(Stored data)
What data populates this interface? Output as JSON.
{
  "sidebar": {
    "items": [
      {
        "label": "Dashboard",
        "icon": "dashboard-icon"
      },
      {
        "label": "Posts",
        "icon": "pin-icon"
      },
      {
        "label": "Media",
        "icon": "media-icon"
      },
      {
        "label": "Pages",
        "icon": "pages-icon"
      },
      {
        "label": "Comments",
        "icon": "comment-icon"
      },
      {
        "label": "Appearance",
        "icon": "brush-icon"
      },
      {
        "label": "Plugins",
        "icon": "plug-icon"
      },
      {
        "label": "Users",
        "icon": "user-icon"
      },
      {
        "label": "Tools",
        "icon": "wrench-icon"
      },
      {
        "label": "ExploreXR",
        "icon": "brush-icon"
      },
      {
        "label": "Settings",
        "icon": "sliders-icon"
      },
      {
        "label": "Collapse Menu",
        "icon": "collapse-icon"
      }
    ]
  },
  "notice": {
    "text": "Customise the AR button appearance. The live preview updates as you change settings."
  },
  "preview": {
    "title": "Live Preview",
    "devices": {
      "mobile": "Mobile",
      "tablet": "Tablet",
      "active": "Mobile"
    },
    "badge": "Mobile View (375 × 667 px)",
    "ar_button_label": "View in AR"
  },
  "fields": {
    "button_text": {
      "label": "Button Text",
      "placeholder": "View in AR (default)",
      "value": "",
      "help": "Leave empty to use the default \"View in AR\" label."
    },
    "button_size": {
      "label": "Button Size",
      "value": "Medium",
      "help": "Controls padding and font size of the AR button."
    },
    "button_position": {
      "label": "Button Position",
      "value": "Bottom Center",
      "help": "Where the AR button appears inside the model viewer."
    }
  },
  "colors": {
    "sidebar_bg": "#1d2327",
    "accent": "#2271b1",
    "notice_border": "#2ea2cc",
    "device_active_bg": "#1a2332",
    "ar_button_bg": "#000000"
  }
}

■ Goal ■
Extract every line that has the string "Mobile" in it.

■ Written answer ■
      "mobile": "Mobile",
      "active": "Mobile"
    "badge": "Mobile View (375 × 667 px)",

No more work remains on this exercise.